# [Written instruction]
Would you repeat the listing exactly but omit every picture?

::: Data shown :::

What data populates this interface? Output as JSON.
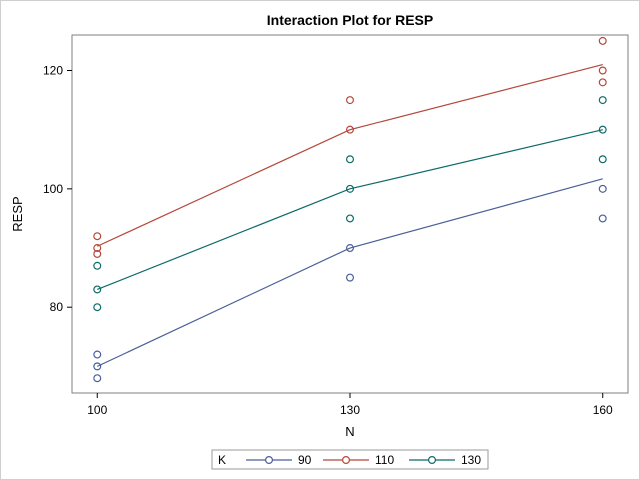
{
  "chart_data": {
    "type": "line",
    "title": "Interaction Plot for RESP",
    "xlabel": "N",
    "ylabel": "RESP",
    "x_ticks": [
      100,
      130,
      160
    ],
    "y_ticks": [
      80,
      100,
      120
    ],
    "xlim": [
      97,
      163
    ],
    "ylim": [
      65.5,
      126
    ],
    "grid": false,
    "legend": {
      "title": "K",
      "placement": "bottom"
    },
    "series": [
      {
        "name": "90",
        "color": "#4a5f9a",
        "line": [
          [
            100,
            70
          ],
          [
            130,
            90
          ],
          [
            160,
            101.7
          ]
        ],
        "points": [
          [
            100,
            72
          ],
          [
            100,
            70
          ],
          [
            100,
            68
          ],
          [
            130,
            90
          ],
          [
            130,
            85
          ],
          [
            160,
            100
          ],
          [
            160,
            95
          ]
        ]
      },
      {
        "name": "110",
        "color": "#b5473a",
        "line": [
          [
            100,
            90.3
          ],
          [
            130,
            110
          ],
          [
            160,
            121
          ]
        ],
        "points": [
          [
            100,
            92
          ],
          [
            100,
            90
          ],
          [
            100,
            89
          ],
          [
            130,
            115
          ],
          [
            130,
            110
          ],
          [
            160,
            125
          ],
          [
            160,
            120
          ],
          [
            160,
            118
          ]
        ]
      },
      {
        "name": "130",
        "color": "#0d6b68",
        "line": [
          [
            100,
            83
          ],
          [
            130,
            100
          ],
          [
            160,
            110
          ]
        ],
        "points": [
          [
            100,
            87
          ],
          [
            100,
            83
          ],
          [
            100,
            80
          ],
          [
            130,
            105
          ],
          [
            130,
            100
          ],
          [
            130,
            95
          ],
          [
            160,
            115
          ],
          [
            160,
            110
          ],
          [
            160,
            105
          ]
        ]
      }
    ]
  }
}
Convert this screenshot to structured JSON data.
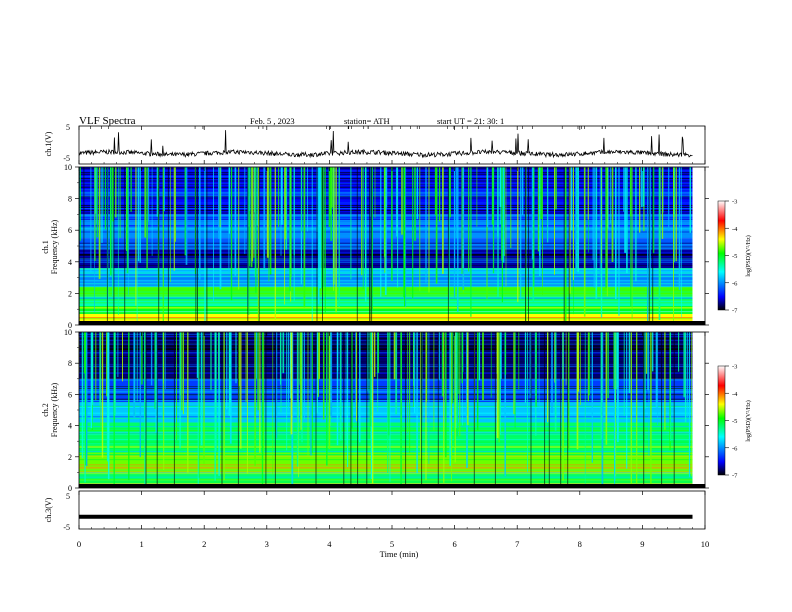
{
  "header": {
    "title": "VLF  Spectra",
    "date": "Feb. 5  , 2023",
    "station": "station= ATH",
    "start": "start  UT  =    21: 30: 1"
  },
  "chart_data": [
    {
      "type": "line",
      "panel": "ch1-waveform",
      "ylabel": "ch.1(V)",
      "ylim": [
        -5,
        5
      ],
      "yticks": [
        "5",
        "-5"
      ],
      "x_range_min": [
        0,
        9.8
      ],
      "baseline_v": -2.2,
      "series": [
        {
          "values_desc": "noisy waveform around -2 V with sporadic spikes"
        }
      ]
    },
    {
      "type": "heatmap",
      "panel": "ch1-spectrogram",
      "ylabel_lines": [
        "ch.1",
        "Frequency  (kHz)"
      ],
      "ylim": [
        0,
        10
      ],
      "yticks": [
        "0",
        "2",
        "4",
        "6",
        "8",
        "10"
      ],
      "x_range_min": [
        0,
        9.8
      ],
      "colorbar": {
        "label": "log(PSD)(V²/Hz)",
        "range": [
          -7,
          -3
        ],
        "ticks": [
          "-3",
          "-4",
          "-5",
          "-6",
          "-7"
        ]
      },
      "band_levels": [
        {
          "f": [
            0.0,
            0.2
          ],
          "level": -3.8
        },
        {
          "f": [
            0.2,
            0.7
          ],
          "level": -4.4
        },
        {
          "f": [
            0.7,
            1.2
          ],
          "level": -5.0
        },
        {
          "f": [
            1.2,
            1.8
          ],
          "level": -5.4
        },
        {
          "f": [
            1.8,
            2.4
          ],
          "level": -4.8
        },
        {
          "f": [
            2.4,
            3.2
          ],
          "level": -6.0
        },
        {
          "f": [
            3.2,
            3.6
          ],
          "level": -5.7
        },
        {
          "f": [
            3.6,
            4.8
          ],
          "level": -6.7
        },
        {
          "f": [
            4.8,
            5.5
          ],
          "level": -6.2
        },
        {
          "f": [
            5.5,
            7.0
          ],
          "level": -6.0
        },
        {
          "f": [
            7.0,
            10.0
          ],
          "level": -6.5
        }
      ]
    },
    {
      "type": "heatmap",
      "panel": "ch2-spectrogram",
      "ylabel_lines": [
        "ch.2",
        "Frequency  (kHz)"
      ],
      "ylim": [
        0,
        10
      ],
      "yticks": [
        "0",
        "2",
        "4",
        "6",
        "8",
        "10"
      ],
      "x_range_min": [
        0,
        9.8
      ],
      "colorbar": {
        "label": "log(PSD)(V²/Hz)",
        "range": [
          -7,
          -3
        ],
        "ticks": [
          "-3",
          "-4",
          "-5",
          "-6",
          "-7"
        ]
      },
      "band_levels": [
        {
          "f": [
            0.0,
            0.3
          ],
          "level": -4.0
        },
        {
          "f": [
            0.3,
            1.0
          ],
          "level": -5.2
        },
        {
          "f": [
            1.0,
            2.3
          ],
          "level": -4.7
        },
        {
          "f": [
            2.3,
            4.2
          ],
          "level": -5.2
        },
        {
          "f": [
            4.2,
            5.5
          ],
          "level": -5.8
        },
        {
          "f": [
            5.5,
            7.0
          ],
          "level": -6.3
        },
        {
          "f": [
            7.0,
            10.0
          ],
          "level": -6.8
        }
      ]
    },
    {
      "type": "line",
      "panel": "ch3-waveform",
      "ylabel": "ch.3(V)",
      "ylim": [
        -5,
        5
      ],
      "yticks": [
        "5",
        "-5"
      ],
      "x_range_min": [
        0,
        9.8
      ],
      "series": [
        {
          "constant_v": -1.8
        }
      ]
    }
  ],
  "xaxis": {
    "label": "Time  (min)",
    "ticks": [
      "0",
      "1",
      "2",
      "3",
      "4",
      "5",
      "6",
      "7",
      "8",
      "9",
      "10"
    ],
    "range": [
      0,
      10
    ]
  },
  "colors": {
    "colormap": [
      "#000000",
      "#0000ff",
      "#00ffff",
      "#00ff00",
      "#ffff00",
      "#ff0000",
      "#ffffff"
    ],
    "waveform": "#000000"
  }
}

:::

# [Task result]
What data populates this interface? Output as JSON.
{
  "chart_data": {
    "type": "line",
    "title": "Interaction Plot for RESP",
    "xlabel": "N",
    "ylabel": "RESP",
    "x_ticks": [
      100,
      130,
      160
    ],
    "y_ticks": [
      80,
      100,
      120
    ],
    "xlim": [
      97,
      163
    ],
    "ylim": [
      65.5,
      126
    ],
    "grid": false,
    "legend": {
      "title": "K",
      "placement": "bottom"
    },
    "series": [
      {
        "name": "90",
        "color": "#4a5f9a",
        "line": [
          [
            100,
            70
          ],
          [
            130,
            90
          ],
          [
            160,
            101.7
          ]
        ],
        "points": [
          [
            100,
            72
          ],
          [
            100,
            70
          ],
          [
            100,
            68
          ],
          [
            130,
            90
          ],
          [
            130,
            85
          ],
          [
            160,
            100
          ],
          [
            160,
            95
          ]
        ]
      },
      {
        "name": "110",
        "color": "#b5473a",
        "line": [
          [
            100,
            90.3
          ],
          [
            130,
            110
          ],
          [
            160,
            121
          ]
        ],
        "points": [
          [
            100,
            92
          ],
          [
            100,
            90
          ],
          [
            100,
            89
          ],
          [
            130,
            115
          ],
          [
            130,
            110
          ],
          [
            160,
            125
          ],
          [
            160,
            120
          ],
          [
            160,
            118
          ]
        ]
      },
      {
        "name": "130",
        "color": "#0d6b68",
        "line": [
          [
            100,
            83
          ],
          [
            130,
            100
          ],
          [
            160,
            110
          ]
        ],
        "points": [
          [
            100,
            87
          ],
          [
            100,
            83
          ],
          [
            100,
            80
          ],
          [
            130,
            105
          ],
          [
            130,
            100
          ],
          [
            130,
            95
          ],
          [
            160,
            115
          ],
          [
            160,
            110
          ],
          [
            160,
            105
          ]
        ]
      }
    ]
  }
}
Convert this screenshot to structured JSON data.
{
  "header": {
    "title": "VLF  Spectra",
    "date": "Feb. 5  , 2023",
    "station": "station= ATH",
    "start": "start  UT  =    21: 30: 1"
  },
  "chart_data": [
    {
      "type": "line",
      "panel": "ch1-waveform",
      "ylabel": "ch.1(V)",
      "ylim": [
        -5,
        5
      ],
      "yticks": [
        "5",
        "-5"
      ],
      "x_range_min": [
        0,
        9.8
      ],
      "baseline_v": -2.2,
      "series": [
        {
          "values_desc": "noisy waveform around -2 V with sporadic spikes"
        }
      ]
    },
    {
      "type": "heatmap",
      "panel": "ch1-spectrogram",
      "ylabel_lines": [
        "ch.1",
        "Frequency  (kHz)"
      ],
      "ylim": [
        0,
        10
      ],
      "yticks": [
        "0",
        "2",
        "4",
        "6",
        "8",
        "10"
      ],
      "x_range_min": [
        0,
        9.8
      ],
      "colorbar": {
        "label": "log(PSD)(V²/Hz)",
        "range": [
          -7,
          -3
        ],
        "ticks": [
          "-3",
          "-4",
          "-5",
          "-6",
          "-7"
        ]
      },
      "band_levels": [
        {
          "f": [
            0.0,
            0.2
          ],
          "level": -3.8
        },
        {
          "f": [
            0.2,
            0.7
          ],
          "level": -4.4
        },
        {
          "f": [
            0.7,
            1.2
          ],
          "level": -5.0
        },
        {
          "f": [
            1.2,
            1.8
          ],
          "level": -5.4
        },
        {
          "f": [
            1.8,
            2.4
          ],
          "level": -4.8
        },
        {
          "f": [
            2.4,
            3.2
          ],
          "level": -6.0
        },
        {
          "f": [
            3.2,
            3.6
          ],
          "level": -5.7
        },
        {
          "f": [
            3.6,
            4.8
          ],
          "level": -6.7
        },
        {
          "f": [
            4.8,
            5.5
          ],
          "level": -6.2
        },
        {
          "f": [
            5.5,
            7.0
          ],
          "level": -6.0
        },
        {
          "f": [
            7.0,
            10.0
          ],
          "level": -6.5
        }
      ]
    },
    {
      "type": "heatmap",
      "panel": "ch2-spectrogram",
      "ylabel_lines": [
        "ch.2",
        "Frequency  (kHz)"
      ],
      "ylim": [
        0,
        10
      ],
      "yticks": [
        "0",
        "2",
        "4",
        "6",
        "8",
        "10"
      ],
      "x_range_min": [
        0,
        9.8
      ],
      "colorbar": {
        "label": "log(PSD)(V²/Hz)",
        "range": [
          -7,
          -3
        ],
        "ticks": [
          "-3",
          "-4",
          "-5",
          "-6",
          "-7"
        ]
      },
      "band_levels": [
        {
          "f": [
            0.0,
            0.3
          ],
          "level": -4.0
        },
        {
          "f": [
            0.3,
            1.0
          ],
          "level": -5.2
        },
        {
          "f": [
            1.0,
            2.3
          ],
          "level": -4.7
        },
        {
          "f": [
            2.3,
            4.2
          ],
          "level": -5.2
        },
        {
          "f": [
            4.2,
            5.5
          ],
          "level": -5.8
        },
        {
          "f": [
            5.5,
            7.0
          ],
          "level": -6.3
        },
        {
          "f": [
            7.0,
            10.0
          ],
          "level": -6.8
        }
      ]
    },
    {
      "type": "line",
      "panel": "ch3-waveform",
      "ylabel": "ch.3(V)",
      "ylim": [
        -5,
        5
      ],
      "yticks": [
        "5",
        "-5"
      ],
      "x_range_min": [
        0,
        9.8
      ],
      "series": [
        {
          "constant_v": -1.8
        }
      ]
    }
  ],
  "xaxis": {
    "label": "Time  (min)",
    "ticks": [
      "0",
      "1",
      "2",
      "3",
      "4",
      "5",
      "6",
      "7",
      "8",
      "9",
      "10"
    ],
    "range": [
      0,
      10
    ]
  },
  "colors": {
    "colormap": [
      "#000000",
      "#0000ff",
      "#00ffff",
      "#00ff00",
      "#ffff00",
      "#ff0000",
      "#ffffff"
    ],
    "waveform": "#000000"
  }
}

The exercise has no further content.